__Exercise prompt__.
Return only the number of lines in the entries below that hold the word "Residuals".

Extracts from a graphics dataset
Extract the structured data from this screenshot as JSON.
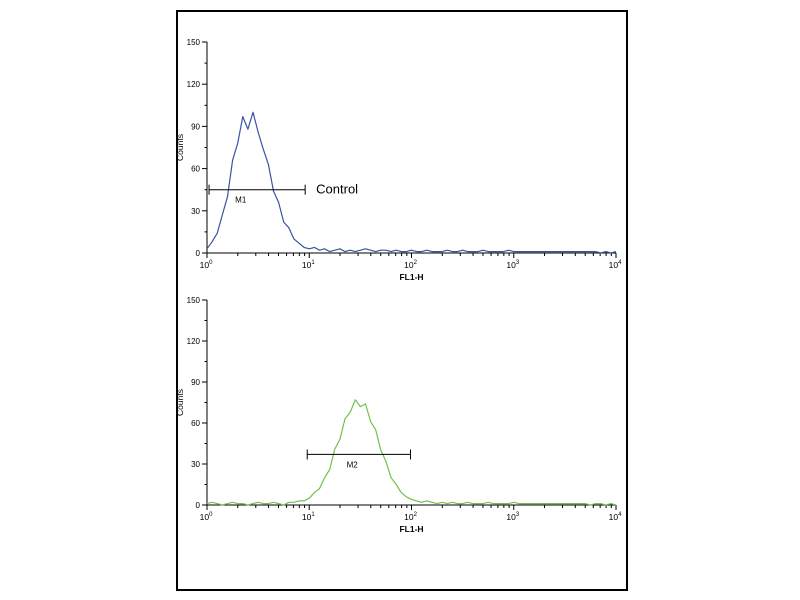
{
  "figure": {
    "background": "#ffffff",
    "border_color": "#000000",
    "description": "flow cytometry overlay figure with two histograms"
  },
  "chart_data": [
    {
      "type": "line",
      "panel": "top",
      "title": "",
      "xlabel": "FL1-H",
      "ylabel": "Counts",
      "ylim": [
        0,
        150
      ],
      "yticks": [
        0,
        30,
        60,
        90,
        120,
        150
      ],
      "xscale": "log10",
      "xlim_exponents": [
        0,
        4
      ],
      "xtick_exponents": [
        0,
        1,
        2,
        3,
        4
      ],
      "xtick_labels": [
        "10^0",
        "10^1",
        "10^2",
        "10^3",
        "10^4"
      ],
      "series": {
        "name": "control-cells-histogram",
        "color": "#3a52a4",
        "x_log10_start": 0,
        "x_log10_step": 0.05,
        "counts": [
          3,
          8,
          14,
          27,
          40,
          66,
          78,
          97,
          88,
          100,
          86,
          74,
          63,
          44,
          36,
          22,
          18,
          10,
          7,
          4,
          3,
          4,
          2,
          3,
          1,
          2,
          3,
          1,
          2,
          1,
          2,
          3,
          2,
          1,
          2,
          2,
          1,
          2,
          1,
          1,
          2,
          1,
          1,
          2,
          1,
          1,
          1,
          2,
          1,
          1,
          2,
          1,
          1,
          1,
          2,
          1,
          1,
          1,
          1,
          2,
          1,
          1,
          1,
          1,
          1,
          1,
          1,
          1,
          1,
          1,
          1,
          1,
          1,
          1,
          1,
          1,
          1,
          0,
          1,
          0,
          1
        ]
      },
      "marker": {
        "label": "M1",
        "label_x_log10": 0.33,
        "y_counts": 45,
        "x_log10_start": 0.02,
        "x_log10_end": 0.96,
        "annotation": "Control"
      }
    },
    {
      "type": "line",
      "panel": "bottom",
      "title": "",
      "xlabel": "FL1-H",
      "ylabel": "Counts",
      "ylim": [
        0,
        150
      ],
      "yticks": [
        0,
        30,
        60,
        90,
        120,
        150
      ],
      "xscale": "log10",
      "xlim_exponents": [
        0,
        4
      ],
      "xtick_exponents": [
        0,
        1,
        2,
        3,
        4
      ],
      "xtick_labels": [
        "10^0",
        "10^1",
        "10^2",
        "10^3",
        "10^4"
      ],
      "series": {
        "name": "stained-cells-histogram",
        "color": "#74c04a",
        "x_log10_start": 0,
        "x_log10_step": 0.05,
        "counts": [
          1,
          2,
          1,
          0,
          1,
          2,
          1,
          1,
          0,
          1,
          2,
          1,
          1,
          2,
          1,
          0,
          2,
          2,
          3,
          3,
          5,
          9,
          12,
          20,
          26,
          41,
          48,
          63,
          68,
          77,
          72,
          74,
          61,
          55,
          40,
          32,
          20,
          15,
          9,
          6,
          4,
          3,
          2,
          3,
          2,
          1,
          2,
          1,
          2,
          1,
          1,
          2,
          1,
          1,
          1,
          2,
          1,
          1,
          1,
          1,
          2,
          1,
          1,
          1,
          1,
          1,
          1,
          1,
          1,
          1,
          1,
          1,
          1,
          1,
          1,
          0,
          1,
          1,
          0,
          1,
          0
        ]
      },
      "marker": {
        "label": "M2",
        "label_x_log10": 1.42,
        "y_counts": 37,
        "x_log10_start": 0.98,
        "x_log10_end": 1.99,
        "annotation": ""
      }
    }
  ]
}
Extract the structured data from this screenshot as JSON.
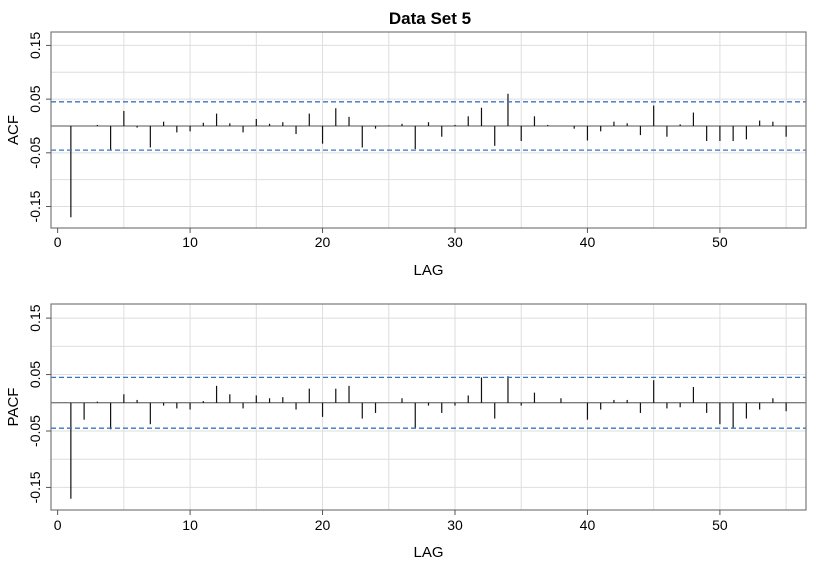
{
  "chart_data": [
    {
      "type": "bar",
      "title": "Data Set 5",
      "xlabel": "LAG",
      "ylabel": "ACF",
      "xlim": [
        -0.5,
        56.5
      ],
      "ylim": [
        -0.19,
        0.175
      ],
      "xticks": [
        0,
        10,
        20,
        30,
        40,
        50
      ],
      "yticks": [
        0.15,
        0.05,
        -0.05,
        -0.15
      ],
      "ytick_labels": [
        "0.15",
        "0.05",
        "-0.05",
        "-0.15"
      ],
      "grid": true,
      "conf_bound": 0.045,
      "colors": {
        "bars": "#111111",
        "bound": "#3b73c4",
        "grid": "#dedede",
        "frame": "#7a7a7a"
      },
      "lags": [
        1,
        2,
        3,
        4,
        5,
        6,
        7,
        8,
        9,
        10,
        11,
        12,
        13,
        14,
        15,
        16,
        17,
        18,
        19,
        20,
        21,
        22,
        23,
        24,
        25,
        26,
        27,
        28,
        29,
        30,
        31,
        32,
        33,
        34,
        35,
        36,
        37,
        38,
        39,
        40,
        41,
        42,
        43,
        44,
        45,
        46,
        47,
        48,
        49,
        50,
        51,
        52,
        53,
        54,
        55
      ],
      "values": [
        -0.17,
        0.0,
        0.002,
        -0.045,
        0.028,
        -0.003,
        -0.04,
        0.008,
        -0.012,
        -0.01,
        0.006,
        0.023,
        0.005,
        -0.012,
        0.013,
        0.004,
        0.007,
        -0.015,
        0.023,
        -0.033,
        0.033,
        0.017,
        -0.04,
        -0.005,
        0.001,
        0.004,
        -0.043,
        0.007,
        -0.02,
        0.002,
        0.018,
        0.034,
        -0.037,
        0.06,
        -0.028,
        0.018,
        0.002,
        0.0,
        -0.005,
        -0.027,
        -0.01,
        0.008,
        0.005,
        -0.017,
        0.038,
        -0.02,
        0.003,
        0.025,
        -0.028,
        -0.028,
        -0.028,
        -0.025,
        0.01,
        0.008,
        -0.02
      ]
    },
    {
      "type": "bar",
      "title": "",
      "xlabel": "LAG",
      "ylabel": "PACF",
      "xlim": [
        -0.5,
        56.5
      ],
      "ylim": [
        -0.19,
        0.175
      ],
      "xticks": [
        0,
        10,
        20,
        30,
        40,
        50
      ],
      "yticks": [
        0.15,
        0.05,
        -0.05,
        -0.15
      ],
      "ytick_labels": [
        "0.15",
        "0.05",
        "-0.05",
        "-0.15"
      ],
      "grid": true,
      "conf_bound": 0.045,
      "colors": {
        "bars": "#111111",
        "bound": "#3b73c4",
        "grid": "#dedede",
        "frame": "#7a7a7a"
      },
      "lags": [
        1,
        2,
        3,
        4,
        5,
        6,
        7,
        8,
        9,
        10,
        11,
        12,
        13,
        14,
        15,
        16,
        17,
        18,
        19,
        20,
        21,
        22,
        23,
        24,
        25,
        26,
        27,
        28,
        29,
        30,
        31,
        32,
        33,
        34,
        35,
        36,
        37,
        38,
        39,
        40,
        41,
        42,
        43,
        44,
        45,
        46,
        47,
        48,
        49,
        50,
        51,
        52,
        53,
        54,
        55
      ],
      "values": [
        -0.17,
        -0.03,
        0.002,
        -0.047,
        0.015,
        0.005,
        -0.038,
        -0.005,
        -0.01,
        -0.012,
        0.003,
        0.03,
        0.015,
        -0.01,
        0.013,
        0.008,
        0.01,
        -0.012,
        0.025,
        -0.025,
        0.025,
        0.03,
        -0.028,
        -0.018,
        0.0,
        0.008,
        -0.045,
        -0.005,
        -0.018,
        -0.005,
        0.013,
        0.045,
        -0.028,
        0.047,
        -0.005,
        0.018,
        0.0,
        0.008,
        0.0,
        -0.03,
        -0.012,
        0.005,
        0.005,
        -0.018,
        0.04,
        -0.01,
        -0.008,
        0.028,
        -0.018,
        -0.038,
        -0.045,
        -0.028,
        -0.012,
        0.008,
        -0.015
      ]
    }
  ]
}
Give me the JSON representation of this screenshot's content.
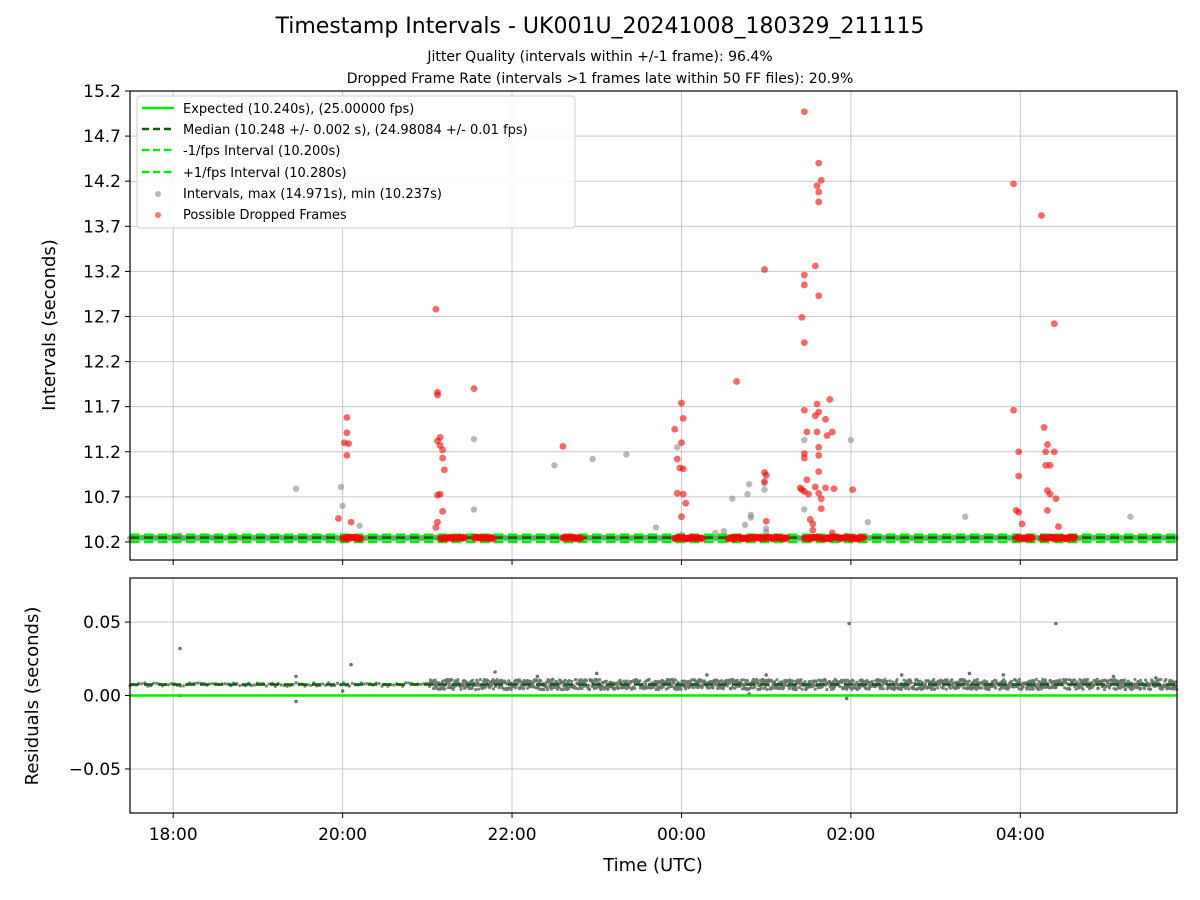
{
  "figure": {
    "title": "Timestamp Intervals - UK001U_20241008_180329_211115",
    "subtitle_1": "Jitter Quality (intervals within +/-1 frame): 96.4%",
    "subtitle_2": "Dropped Frame Rate (intervals >1 frames late within 50 FF files): 20.9%",
    "x_axis_label": "Time (UTC)"
  },
  "colors": {
    "expected": "#00ee00",
    "median": "#006400",
    "bounds": "#00ee00",
    "intervals": "#808080",
    "dropped": "#ff0000",
    "grid": "#b0b0b0"
  },
  "chart_data": [
    {
      "type": "scatter",
      "ylabel": "Intervals (seconds)",
      "xlabel": "",
      "x_ticks": [
        "18:00",
        "20:00",
        "22:00",
        "00:00",
        "02:00",
        "04:00"
      ],
      "xlim_hours": [
        17.49,
        29.85
      ],
      "ylim": [
        10.0,
        15.2
      ],
      "y_ticks": [
        "10.2",
        "10.7",
        "11.2",
        "11.7",
        "12.2",
        "12.7",
        "13.2",
        "13.7",
        "14.2",
        "14.7",
        "15.2"
      ],
      "grid": true,
      "legend_placement": "top-left",
      "legend": [
        "Expected (10.240s), (25.00000 fps)",
        "Median (10.248 +/- 0.002 s), (24.98084 +/- 0.01 fps)",
        "-1/fps Interval (10.200s)",
        "+1/fps Interval (10.280s)",
        "Intervals, max (14.971s), min (10.237s)",
        "Possible Dropped Frames"
      ],
      "lines": {
        "expected": 10.24,
        "median": 10.248,
        "minus_1fps": 10.2,
        "plus_1fps": 10.28
      },
      "series": [
        {
          "name": "Intervals, max (14.971s), min (10.237s)",
          "points": [
            [
              18.08,
              10.27
            ],
            [
              19.45,
              10.79
            ],
            [
              19.98,
              10.81
            ],
            [
              20.0,
              10.6
            ],
            [
              20.2,
              10.38
            ],
            [
              21.55,
              10.56
            ],
            [
              21.55,
              11.34
            ],
            [
              22.5,
              11.05
            ],
            [
              22.95,
              11.12
            ],
            [
              23.35,
              11.17
            ],
            [
              23.7,
              10.36
            ],
            [
              23.95,
              11.25
            ],
            [
              24.0,
              10.28
            ],
            [
              24.4,
              10.3
            ],
            [
              24.5,
              10.32
            ],
            [
              24.6,
              10.68
            ],
            [
              24.75,
              10.39
            ],
            [
              24.78,
              10.73
            ],
            [
              24.8,
              10.84
            ],
            [
              24.82,
              10.5
            ],
            [
              24.82,
              10.47
            ],
            [
              24.98,
              10.78
            ],
            [
              24.98,
              10.85
            ],
            [
              25.0,
              10.35
            ],
            [
              25.0,
              10.31
            ],
            [
              25.45,
              10.56
            ],
            [
              25.45,
              11.33
            ],
            [
              25.95,
              10.27
            ],
            [
              26.0,
              11.33
            ],
            [
              26.2,
              10.42
            ],
            [
              27.35,
              10.48
            ],
            [
              29.3,
              10.48
            ]
          ]
        },
        {
          "name": "Possible Dropped Frames",
          "clusters_at_baseline": [
            [
              20.0,
              20.22
            ],
            [
              21.15,
              21.45
            ],
            [
              21.55,
              21.78
            ],
            [
              22.6,
              22.82
            ],
            [
              23.92,
              24.25
            ],
            [
              24.55,
              25.25
            ],
            [
              25.45,
              26.15
            ],
            [
              27.95,
              28.15
            ],
            [
              28.25,
              28.65
            ]
          ],
          "points": [
            [
              19.95,
              10.46
            ],
            [
              20.02,
              11.3
            ],
            [
              20.05,
              11.58
            ],
            [
              20.05,
              11.41
            ],
            [
              20.05,
              11.16
            ],
            [
              20.07,
              11.29
            ],
            [
              20.1,
              10.42
            ],
            [
              21.1,
              12.78
            ],
            [
              21.12,
              11.86
            ],
            [
              21.12,
              11.83
            ],
            [
              21.12,
              11.32
            ],
            [
              21.15,
              11.36
            ],
            [
              21.15,
              11.27
            ],
            [
              21.18,
              11.22
            ],
            [
              21.18,
              11.13
            ],
            [
              21.1,
              10.36
            ],
            [
              21.12,
              10.42
            ],
            [
              21.12,
              10.72
            ],
            [
              21.15,
              10.73
            ],
            [
              21.18,
              10.54
            ],
            [
              21.2,
              11.0
            ],
            [
              21.55,
              11.9
            ],
            [
              22.6,
              11.26
            ],
            [
              23.92,
              11.45
            ],
            [
              23.95,
              11.12
            ],
            [
              23.98,
              11.02
            ],
            [
              23.95,
              10.74
            ],
            [
              24.0,
              11.74
            ],
            [
              24.02,
              11.57
            ],
            [
              24.0,
              11.3
            ],
            [
              24.02,
              11.01
            ],
            [
              24.02,
              10.73
            ],
            [
              24.0,
              10.48
            ],
            [
              24.05,
              10.63
            ],
            [
              24.65,
              11.98
            ],
            [
              24.98,
              13.22
            ],
            [
              24.98,
              10.97
            ],
            [
              25.0,
              10.94
            ],
            [
              25.0,
              10.43
            ],
            [
              24.98,
              10.87
            ],
            [
              25.45,
              14.97
            ],
            [
              25.42,
              12.69
            ],
            [
              25.45,
              13.16
            ],
            [
              25.45,
              13.05
            ],
            [
              25.45,
              12.41
            ],
            [
              25.45,
              11.66
            ],
            [
              25.48,
              11.42
            ],
            [
              25.45,
              11.13
            ],
            [
              25.45,
              11.18
            ],
            [
              25.48,
              10.89
            ],
            [
              25.4,
              10.8
            ],
            [
              25.42,
              10.78
            ],
            [
              25.45,
              10.76
            ],
            [
              25.5,
              10.73
            ],
            [
              25.52,
              10.45
            ],
            [
              25.55,
              10.4
            ],
            [
              25.55,
              10.33
            ],
            [
              25.58,
              13.26
            ],
            [
              25.6,
              14.15
            ],
            [
              25.62,
              14.4
            ],
            [
              25.62,
              14.08
            ],
            [
              25.62,
              13.97
            ],
            [
              25.65,
              14.21
            ],
            [
              25.62,
              12.93
            ],
            [
              25.58,
              11.6
            ],
            [
              25.6,
              11.73
            ],
            [
              25.62,
              11.64
            ],
            [
              25.6,
              11.42
            ],
            [
              25.62,
              11.25
            ],
            [
              25.62,
              11.16
            ],
            [
              25.62,
              10.98
            ],
            [
              25.58,
              10.81
            ],
            [
              25.62,
              10.74
            ],
            [
              25.65,
              10.68
            ],
            [
              25.65,
              10.57
            ],
            [
              25.7,
              11.56
            ],
            [
              25.72,
              11.38
            ],
            [
              25.7,
              10.8
            ],
            [
              25.75,
              11.78
            ],
            [
              25.78,
              11.42
            ],
            [
              25.8,
              10.79
            ],
            [
              25.78,
              10.3
            ],
            [
              26.02,
              10.78
            ],
            [
              27.92,
              14.17
            ],
            [
              27.92,
              11.66
            ],
            [
              27.98,
              11.2
            ],
            [
              27.98,
              10.93
            ],
            [
              27.95,
              10.55
            ],
            [
              27.98,
              10.53
            ],
            [
              28.02,
              10.4
            ],
            [
              28.25,
              13.82
            ],
            [
              28.28,
              11.47
            ],
            [
              28.3,
              11.2
            ],
            [
              28.3,
              11.05
            ],
            [
              28.32,
              11.28
            ],
            [
              28.35,
              11.05
            ],
            [
              28.32,
              10.77
            ],
            [
              28.35,
              10.73
            ],
            [
              28.4,
              12.62
            ],
            [
              28.4,
              11.2
            ],
            [
              28.42,
              10.68
            ],
            [
              28.45,
              10.37
            ],
            [
              28.32,
              10.55
            ]
          ]
        }
      ]
    },
    {
      "type": "scatter",
      "ylabel": "Residuals (seconds)",
      "xlabel": "Time (UTC)",
      "x_ticks": [
        "18:00",
        "20:00",
        "22:00",
        "00:00",
        "02:00",
        "04:00"
      ],
      "xlim_hours": [
        17.49,
        29.85
      ],
      "ylim": [
        -0.08,
        0.08
      ],
      "y_ticks": [
        "−0.05",
        "0.00",
        "0.05"
      ],
      "grid": true,
      "lines": {
        "zero": 0.0,
        "median": 0.0075
      },
      "series": [
        {
          "name": "Residuals",
          "typical_band": [
            0.004,
            0.011
          ],
          "dense_from_hour": 21.0,
          "outliers": [
            [
              18.08,
              0.032
            ],
            [
              18.08,
              0.0
            ],
            [
              19.45,
              0.013
            ],
            [
              19.45,
              -0.004
            ],
            [
              20.1,
              0.021
            ],
            [
              20.0,
              0.003
            ],
            [
              21.8,
              0.016
            ],
            [
              25.98,
              0.049
            ],
            [
              25.95,
              -0.002
            ],
            [
              28.42,
              0.049
            ],
            [
              23.0,
              0.015
            ],
            [
              24.3,
              0.014
            ],
            [
              25.0,
              0.014
            ],
            [
              26.6,
              0.014
            ],
            [
              27.4,
              0.015
            ],
            [
              27.8,
              0.014
            ],
            [
              29.1,
              0.013
            ],
            [
              29.6,
              0.012
            ],
            [
              22.3,
              0.013
            ],
            [
              24.8,
              0.001
            ]
          ]
        }
      ]
    }
  ]
}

__Final result__.
2